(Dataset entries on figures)
====

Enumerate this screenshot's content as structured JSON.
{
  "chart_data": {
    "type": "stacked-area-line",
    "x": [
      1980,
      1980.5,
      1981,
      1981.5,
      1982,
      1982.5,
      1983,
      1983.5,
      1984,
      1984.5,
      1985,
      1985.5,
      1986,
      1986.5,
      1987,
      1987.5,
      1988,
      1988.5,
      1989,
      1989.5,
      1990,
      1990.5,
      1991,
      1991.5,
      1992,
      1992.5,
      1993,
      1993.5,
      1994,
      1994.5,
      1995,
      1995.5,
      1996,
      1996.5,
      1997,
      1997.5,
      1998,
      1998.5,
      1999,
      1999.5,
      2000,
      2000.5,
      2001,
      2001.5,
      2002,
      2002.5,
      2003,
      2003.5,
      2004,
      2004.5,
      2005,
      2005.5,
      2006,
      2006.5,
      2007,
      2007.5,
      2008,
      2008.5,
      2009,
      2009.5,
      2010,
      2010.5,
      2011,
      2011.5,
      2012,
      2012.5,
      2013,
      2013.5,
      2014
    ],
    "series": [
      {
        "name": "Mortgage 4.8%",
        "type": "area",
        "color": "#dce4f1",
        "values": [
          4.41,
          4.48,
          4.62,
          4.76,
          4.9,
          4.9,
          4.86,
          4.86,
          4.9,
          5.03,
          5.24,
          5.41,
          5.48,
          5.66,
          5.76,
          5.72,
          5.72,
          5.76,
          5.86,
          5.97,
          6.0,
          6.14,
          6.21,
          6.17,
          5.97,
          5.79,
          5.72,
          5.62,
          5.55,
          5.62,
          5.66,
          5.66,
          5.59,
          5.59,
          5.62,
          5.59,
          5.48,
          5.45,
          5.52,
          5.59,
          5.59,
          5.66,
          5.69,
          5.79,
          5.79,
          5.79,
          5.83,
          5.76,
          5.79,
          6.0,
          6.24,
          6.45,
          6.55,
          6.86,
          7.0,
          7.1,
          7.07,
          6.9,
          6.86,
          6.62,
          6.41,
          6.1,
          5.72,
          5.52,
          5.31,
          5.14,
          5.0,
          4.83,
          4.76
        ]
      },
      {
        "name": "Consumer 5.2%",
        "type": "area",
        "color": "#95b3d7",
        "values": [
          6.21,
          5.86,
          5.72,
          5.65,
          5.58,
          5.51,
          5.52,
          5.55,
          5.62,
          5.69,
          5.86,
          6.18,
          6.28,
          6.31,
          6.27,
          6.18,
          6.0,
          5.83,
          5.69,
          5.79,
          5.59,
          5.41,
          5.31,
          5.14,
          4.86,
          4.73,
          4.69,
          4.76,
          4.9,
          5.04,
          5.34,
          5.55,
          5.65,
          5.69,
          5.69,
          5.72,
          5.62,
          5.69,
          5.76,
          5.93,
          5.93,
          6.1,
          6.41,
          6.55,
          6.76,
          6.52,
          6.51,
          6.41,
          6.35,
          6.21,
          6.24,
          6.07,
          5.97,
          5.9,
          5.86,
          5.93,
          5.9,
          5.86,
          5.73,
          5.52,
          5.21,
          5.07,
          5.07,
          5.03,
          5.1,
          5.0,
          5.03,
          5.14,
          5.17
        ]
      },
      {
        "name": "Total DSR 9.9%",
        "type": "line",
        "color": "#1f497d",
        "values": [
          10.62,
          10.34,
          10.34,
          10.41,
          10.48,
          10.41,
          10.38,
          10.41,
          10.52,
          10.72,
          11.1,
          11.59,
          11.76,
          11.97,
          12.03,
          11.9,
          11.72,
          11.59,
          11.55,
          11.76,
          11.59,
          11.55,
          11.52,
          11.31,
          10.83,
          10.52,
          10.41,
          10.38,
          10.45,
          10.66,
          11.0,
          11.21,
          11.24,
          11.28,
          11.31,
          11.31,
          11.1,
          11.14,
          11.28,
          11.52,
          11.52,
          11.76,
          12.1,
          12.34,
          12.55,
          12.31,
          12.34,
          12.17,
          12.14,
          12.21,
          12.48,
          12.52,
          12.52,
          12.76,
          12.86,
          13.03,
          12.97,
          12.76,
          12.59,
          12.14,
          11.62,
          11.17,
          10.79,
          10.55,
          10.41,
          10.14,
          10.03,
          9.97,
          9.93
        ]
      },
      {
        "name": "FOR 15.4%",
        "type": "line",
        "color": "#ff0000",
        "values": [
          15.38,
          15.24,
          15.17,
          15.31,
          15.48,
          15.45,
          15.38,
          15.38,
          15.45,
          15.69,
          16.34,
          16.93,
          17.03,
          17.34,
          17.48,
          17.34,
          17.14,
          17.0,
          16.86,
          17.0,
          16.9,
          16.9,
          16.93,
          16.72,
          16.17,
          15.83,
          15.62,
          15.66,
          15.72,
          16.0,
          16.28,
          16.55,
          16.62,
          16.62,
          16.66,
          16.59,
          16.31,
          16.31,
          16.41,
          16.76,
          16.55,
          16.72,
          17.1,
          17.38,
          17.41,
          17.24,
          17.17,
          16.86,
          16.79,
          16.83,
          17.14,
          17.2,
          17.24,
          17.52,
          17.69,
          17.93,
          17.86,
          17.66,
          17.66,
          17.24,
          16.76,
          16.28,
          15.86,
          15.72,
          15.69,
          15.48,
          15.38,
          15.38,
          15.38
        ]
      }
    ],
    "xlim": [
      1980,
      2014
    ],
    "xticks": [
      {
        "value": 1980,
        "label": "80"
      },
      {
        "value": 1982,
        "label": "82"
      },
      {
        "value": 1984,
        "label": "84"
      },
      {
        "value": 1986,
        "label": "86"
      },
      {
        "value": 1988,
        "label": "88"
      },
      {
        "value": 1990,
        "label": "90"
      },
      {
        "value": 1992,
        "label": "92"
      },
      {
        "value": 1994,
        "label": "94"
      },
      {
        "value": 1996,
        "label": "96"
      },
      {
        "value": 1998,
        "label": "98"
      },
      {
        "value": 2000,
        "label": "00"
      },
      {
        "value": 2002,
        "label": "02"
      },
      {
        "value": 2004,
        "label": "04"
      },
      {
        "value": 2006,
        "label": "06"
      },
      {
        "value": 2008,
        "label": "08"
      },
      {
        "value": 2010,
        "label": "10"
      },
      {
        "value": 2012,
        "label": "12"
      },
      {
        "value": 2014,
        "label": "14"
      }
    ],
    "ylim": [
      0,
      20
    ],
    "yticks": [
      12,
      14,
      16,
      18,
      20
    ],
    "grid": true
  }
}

====

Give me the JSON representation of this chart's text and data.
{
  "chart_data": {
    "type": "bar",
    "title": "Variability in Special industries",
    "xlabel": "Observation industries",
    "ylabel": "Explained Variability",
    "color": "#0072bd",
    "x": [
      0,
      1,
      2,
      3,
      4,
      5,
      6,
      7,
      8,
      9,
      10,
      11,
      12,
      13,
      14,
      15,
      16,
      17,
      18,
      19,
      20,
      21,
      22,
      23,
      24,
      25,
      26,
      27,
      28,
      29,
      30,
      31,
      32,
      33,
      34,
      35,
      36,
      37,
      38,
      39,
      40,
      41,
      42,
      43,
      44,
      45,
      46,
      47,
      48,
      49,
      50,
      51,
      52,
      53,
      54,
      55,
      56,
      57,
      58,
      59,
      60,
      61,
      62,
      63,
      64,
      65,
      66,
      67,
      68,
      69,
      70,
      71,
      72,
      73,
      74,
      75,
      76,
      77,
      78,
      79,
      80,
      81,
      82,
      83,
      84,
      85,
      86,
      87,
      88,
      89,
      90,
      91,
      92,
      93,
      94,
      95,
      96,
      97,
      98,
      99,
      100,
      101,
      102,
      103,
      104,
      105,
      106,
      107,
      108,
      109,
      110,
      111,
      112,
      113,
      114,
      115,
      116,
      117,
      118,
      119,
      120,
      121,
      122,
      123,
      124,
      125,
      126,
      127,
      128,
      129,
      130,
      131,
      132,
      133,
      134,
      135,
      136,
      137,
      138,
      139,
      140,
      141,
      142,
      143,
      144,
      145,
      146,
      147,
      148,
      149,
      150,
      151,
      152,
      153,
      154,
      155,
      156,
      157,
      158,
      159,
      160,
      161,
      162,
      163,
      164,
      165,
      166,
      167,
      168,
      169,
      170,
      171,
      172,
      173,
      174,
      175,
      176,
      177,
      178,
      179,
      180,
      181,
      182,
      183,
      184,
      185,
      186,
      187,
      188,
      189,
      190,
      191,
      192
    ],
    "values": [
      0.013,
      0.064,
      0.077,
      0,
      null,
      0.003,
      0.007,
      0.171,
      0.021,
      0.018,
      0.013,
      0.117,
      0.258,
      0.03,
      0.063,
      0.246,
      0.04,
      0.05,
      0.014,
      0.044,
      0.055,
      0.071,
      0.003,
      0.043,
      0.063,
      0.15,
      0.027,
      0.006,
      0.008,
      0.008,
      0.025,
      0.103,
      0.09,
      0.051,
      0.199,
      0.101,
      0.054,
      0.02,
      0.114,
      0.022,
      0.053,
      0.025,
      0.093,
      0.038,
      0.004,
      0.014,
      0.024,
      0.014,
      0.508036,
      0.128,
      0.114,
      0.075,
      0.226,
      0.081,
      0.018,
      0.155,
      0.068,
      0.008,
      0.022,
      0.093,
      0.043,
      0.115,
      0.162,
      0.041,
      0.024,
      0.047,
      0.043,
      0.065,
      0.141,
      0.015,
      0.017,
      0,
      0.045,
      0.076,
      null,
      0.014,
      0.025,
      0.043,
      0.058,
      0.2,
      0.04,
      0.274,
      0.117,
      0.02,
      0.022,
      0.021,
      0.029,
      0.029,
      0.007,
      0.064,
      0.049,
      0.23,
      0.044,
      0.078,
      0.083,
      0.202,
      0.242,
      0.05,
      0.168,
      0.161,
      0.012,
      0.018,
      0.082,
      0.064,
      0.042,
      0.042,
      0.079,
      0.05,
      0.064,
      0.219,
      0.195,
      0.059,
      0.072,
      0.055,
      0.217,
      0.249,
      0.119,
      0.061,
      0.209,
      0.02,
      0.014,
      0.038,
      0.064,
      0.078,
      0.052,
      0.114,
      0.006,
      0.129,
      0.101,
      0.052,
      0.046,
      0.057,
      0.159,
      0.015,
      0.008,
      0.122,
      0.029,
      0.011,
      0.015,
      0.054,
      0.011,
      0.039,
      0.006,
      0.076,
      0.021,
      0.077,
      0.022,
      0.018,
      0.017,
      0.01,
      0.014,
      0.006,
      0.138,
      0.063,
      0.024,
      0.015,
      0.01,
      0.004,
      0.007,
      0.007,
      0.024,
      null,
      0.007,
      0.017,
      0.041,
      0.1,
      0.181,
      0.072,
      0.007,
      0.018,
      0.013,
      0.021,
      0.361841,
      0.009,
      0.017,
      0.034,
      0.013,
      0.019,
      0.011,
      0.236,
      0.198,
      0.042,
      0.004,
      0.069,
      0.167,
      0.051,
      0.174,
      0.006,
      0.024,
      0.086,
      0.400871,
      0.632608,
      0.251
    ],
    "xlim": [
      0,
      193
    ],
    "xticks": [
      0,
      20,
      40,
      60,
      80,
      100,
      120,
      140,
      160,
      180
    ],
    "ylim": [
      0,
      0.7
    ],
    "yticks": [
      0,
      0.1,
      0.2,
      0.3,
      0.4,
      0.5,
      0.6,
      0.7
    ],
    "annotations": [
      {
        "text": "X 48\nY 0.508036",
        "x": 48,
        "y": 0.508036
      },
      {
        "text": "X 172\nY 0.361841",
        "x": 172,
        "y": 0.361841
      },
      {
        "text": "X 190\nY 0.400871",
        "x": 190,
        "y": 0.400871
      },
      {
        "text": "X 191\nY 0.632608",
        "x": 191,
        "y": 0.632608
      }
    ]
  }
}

====

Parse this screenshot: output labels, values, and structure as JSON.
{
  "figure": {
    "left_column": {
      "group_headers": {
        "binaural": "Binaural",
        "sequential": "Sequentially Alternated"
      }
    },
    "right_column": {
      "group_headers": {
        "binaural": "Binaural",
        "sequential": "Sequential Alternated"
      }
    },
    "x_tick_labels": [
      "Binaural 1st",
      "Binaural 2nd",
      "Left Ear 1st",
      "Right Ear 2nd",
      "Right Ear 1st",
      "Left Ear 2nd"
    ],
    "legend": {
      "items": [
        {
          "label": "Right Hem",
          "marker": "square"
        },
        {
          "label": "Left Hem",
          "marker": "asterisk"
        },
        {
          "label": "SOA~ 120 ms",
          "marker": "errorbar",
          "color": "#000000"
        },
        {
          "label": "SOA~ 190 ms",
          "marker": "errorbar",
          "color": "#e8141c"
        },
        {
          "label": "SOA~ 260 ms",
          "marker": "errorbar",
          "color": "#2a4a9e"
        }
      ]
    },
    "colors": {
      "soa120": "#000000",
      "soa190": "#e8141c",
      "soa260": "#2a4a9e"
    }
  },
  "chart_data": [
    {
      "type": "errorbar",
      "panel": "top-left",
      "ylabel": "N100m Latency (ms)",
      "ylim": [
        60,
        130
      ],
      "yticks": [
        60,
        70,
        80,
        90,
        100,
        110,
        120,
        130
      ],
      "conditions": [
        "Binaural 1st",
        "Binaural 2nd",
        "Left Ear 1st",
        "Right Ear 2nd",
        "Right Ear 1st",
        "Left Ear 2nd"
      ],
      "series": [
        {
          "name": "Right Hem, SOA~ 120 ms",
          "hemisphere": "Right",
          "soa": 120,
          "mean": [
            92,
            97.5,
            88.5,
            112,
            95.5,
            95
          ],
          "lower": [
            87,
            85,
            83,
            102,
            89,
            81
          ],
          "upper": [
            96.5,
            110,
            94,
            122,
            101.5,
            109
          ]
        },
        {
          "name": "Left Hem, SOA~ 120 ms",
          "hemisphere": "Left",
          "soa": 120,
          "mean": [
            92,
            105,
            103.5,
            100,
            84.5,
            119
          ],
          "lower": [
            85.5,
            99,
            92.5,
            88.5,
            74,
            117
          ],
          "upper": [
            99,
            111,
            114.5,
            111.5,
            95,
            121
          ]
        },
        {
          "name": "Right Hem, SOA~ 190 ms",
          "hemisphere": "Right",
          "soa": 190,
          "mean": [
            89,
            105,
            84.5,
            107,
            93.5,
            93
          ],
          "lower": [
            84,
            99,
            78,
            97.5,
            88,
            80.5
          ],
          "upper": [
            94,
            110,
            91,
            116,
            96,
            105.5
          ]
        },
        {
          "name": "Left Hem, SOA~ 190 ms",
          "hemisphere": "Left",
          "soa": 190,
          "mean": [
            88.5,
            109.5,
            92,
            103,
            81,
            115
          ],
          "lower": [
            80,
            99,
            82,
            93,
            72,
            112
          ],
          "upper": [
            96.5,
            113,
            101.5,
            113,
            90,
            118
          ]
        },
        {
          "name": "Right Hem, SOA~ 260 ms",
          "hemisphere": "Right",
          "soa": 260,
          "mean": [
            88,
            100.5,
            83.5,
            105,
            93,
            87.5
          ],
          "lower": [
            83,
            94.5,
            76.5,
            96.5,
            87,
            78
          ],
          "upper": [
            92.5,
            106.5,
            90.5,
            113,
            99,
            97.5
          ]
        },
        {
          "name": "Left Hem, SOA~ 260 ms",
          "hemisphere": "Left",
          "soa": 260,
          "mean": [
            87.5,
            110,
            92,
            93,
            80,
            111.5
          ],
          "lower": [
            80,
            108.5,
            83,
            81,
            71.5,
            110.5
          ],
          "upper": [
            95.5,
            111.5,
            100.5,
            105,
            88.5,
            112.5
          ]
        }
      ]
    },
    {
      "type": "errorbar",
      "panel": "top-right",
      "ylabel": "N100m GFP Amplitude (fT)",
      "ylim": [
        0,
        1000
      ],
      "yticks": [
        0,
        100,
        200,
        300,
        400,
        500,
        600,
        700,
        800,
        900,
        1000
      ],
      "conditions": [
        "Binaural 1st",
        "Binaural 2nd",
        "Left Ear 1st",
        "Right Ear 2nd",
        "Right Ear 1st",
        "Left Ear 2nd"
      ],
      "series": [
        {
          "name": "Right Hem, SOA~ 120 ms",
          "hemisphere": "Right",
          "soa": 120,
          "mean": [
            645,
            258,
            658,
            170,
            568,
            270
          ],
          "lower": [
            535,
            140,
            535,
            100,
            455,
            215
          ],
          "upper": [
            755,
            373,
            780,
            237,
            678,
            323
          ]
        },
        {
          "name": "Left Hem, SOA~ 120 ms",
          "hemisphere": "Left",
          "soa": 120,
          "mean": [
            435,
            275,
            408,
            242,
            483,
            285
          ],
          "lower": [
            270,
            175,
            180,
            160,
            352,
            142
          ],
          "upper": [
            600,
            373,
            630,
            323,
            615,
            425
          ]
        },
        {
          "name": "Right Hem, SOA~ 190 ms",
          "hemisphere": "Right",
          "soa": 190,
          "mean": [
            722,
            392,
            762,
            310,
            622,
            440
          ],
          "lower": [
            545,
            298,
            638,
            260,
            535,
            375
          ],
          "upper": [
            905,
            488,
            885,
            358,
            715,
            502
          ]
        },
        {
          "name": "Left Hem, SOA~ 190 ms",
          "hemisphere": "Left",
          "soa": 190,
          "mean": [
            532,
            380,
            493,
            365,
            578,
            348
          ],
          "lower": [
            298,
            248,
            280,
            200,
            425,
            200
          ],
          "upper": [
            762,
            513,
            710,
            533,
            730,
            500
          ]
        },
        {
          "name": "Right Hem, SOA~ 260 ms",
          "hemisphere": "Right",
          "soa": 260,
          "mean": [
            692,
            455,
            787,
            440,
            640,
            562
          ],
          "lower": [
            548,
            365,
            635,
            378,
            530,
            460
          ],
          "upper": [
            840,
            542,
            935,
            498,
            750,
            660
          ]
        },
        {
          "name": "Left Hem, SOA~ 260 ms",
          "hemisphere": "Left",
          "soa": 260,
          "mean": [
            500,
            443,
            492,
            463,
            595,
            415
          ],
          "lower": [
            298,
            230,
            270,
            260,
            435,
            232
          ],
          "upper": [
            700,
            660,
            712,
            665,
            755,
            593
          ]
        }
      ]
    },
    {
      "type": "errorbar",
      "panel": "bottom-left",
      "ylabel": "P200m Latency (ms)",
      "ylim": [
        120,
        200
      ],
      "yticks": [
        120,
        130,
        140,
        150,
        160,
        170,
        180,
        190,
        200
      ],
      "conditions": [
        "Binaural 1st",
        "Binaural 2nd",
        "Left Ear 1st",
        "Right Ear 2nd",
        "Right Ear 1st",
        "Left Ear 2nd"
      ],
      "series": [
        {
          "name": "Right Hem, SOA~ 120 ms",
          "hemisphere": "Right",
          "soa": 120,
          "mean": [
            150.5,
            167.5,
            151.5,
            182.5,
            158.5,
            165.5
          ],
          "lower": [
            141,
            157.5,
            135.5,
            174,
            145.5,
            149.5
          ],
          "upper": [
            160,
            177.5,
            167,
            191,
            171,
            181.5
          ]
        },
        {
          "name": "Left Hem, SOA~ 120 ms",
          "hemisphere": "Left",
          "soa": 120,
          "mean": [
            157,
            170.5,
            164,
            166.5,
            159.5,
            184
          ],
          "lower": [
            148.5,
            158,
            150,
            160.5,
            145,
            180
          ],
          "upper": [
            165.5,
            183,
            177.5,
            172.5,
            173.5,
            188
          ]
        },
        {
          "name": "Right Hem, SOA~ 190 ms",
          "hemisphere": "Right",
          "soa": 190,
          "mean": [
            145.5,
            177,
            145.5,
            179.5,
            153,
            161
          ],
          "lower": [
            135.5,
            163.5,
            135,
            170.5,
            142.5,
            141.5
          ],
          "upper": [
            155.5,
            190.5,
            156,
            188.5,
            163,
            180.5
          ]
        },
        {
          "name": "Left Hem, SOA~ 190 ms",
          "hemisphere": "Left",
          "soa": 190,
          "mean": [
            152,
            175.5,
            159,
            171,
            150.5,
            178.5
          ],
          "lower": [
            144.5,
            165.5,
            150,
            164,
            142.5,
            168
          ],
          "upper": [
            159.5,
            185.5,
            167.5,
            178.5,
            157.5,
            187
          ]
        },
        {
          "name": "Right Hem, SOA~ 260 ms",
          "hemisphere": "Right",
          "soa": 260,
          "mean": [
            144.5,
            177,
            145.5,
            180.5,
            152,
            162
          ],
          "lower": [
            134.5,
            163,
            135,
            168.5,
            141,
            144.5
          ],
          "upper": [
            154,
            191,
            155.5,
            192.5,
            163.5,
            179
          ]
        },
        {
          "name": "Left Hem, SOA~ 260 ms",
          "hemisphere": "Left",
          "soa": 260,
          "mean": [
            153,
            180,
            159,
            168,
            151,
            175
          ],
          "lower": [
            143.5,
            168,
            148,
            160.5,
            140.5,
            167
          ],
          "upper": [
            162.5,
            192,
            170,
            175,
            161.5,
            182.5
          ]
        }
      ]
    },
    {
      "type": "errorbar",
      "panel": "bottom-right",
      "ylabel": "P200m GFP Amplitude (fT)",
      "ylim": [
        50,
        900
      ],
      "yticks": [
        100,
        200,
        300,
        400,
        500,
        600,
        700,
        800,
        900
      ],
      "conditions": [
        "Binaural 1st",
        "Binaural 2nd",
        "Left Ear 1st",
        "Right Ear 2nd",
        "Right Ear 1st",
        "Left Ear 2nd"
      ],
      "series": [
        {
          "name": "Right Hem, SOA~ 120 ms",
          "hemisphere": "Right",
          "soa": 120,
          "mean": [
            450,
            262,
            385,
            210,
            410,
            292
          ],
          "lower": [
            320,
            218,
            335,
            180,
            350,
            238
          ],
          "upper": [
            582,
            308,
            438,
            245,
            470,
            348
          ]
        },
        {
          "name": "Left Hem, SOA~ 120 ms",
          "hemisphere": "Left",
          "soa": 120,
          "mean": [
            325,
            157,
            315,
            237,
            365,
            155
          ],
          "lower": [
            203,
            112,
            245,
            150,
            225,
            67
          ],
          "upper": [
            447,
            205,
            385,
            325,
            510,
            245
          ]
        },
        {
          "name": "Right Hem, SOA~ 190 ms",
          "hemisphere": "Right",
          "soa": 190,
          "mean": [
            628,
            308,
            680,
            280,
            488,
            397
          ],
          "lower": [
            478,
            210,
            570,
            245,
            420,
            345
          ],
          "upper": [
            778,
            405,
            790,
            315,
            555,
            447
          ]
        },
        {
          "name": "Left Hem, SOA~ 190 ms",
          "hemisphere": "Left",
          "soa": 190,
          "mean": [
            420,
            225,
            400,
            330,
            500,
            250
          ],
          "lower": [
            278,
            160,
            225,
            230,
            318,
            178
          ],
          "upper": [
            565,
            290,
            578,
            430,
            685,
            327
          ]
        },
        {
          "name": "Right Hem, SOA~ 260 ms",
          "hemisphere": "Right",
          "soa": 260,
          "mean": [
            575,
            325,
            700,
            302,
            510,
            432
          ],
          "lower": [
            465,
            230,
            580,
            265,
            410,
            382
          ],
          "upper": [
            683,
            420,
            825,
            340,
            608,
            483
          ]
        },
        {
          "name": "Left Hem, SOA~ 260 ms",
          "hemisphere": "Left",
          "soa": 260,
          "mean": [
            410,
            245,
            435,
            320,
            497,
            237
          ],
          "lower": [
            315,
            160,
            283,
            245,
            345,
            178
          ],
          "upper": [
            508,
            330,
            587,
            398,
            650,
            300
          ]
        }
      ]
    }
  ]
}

====

Description of the task:
Every line in the data above that contains "Alternated" needs to be copied.

The result:
        "sequential": "Sequentially Alternated"
        "sequential": "Sequential Alternated"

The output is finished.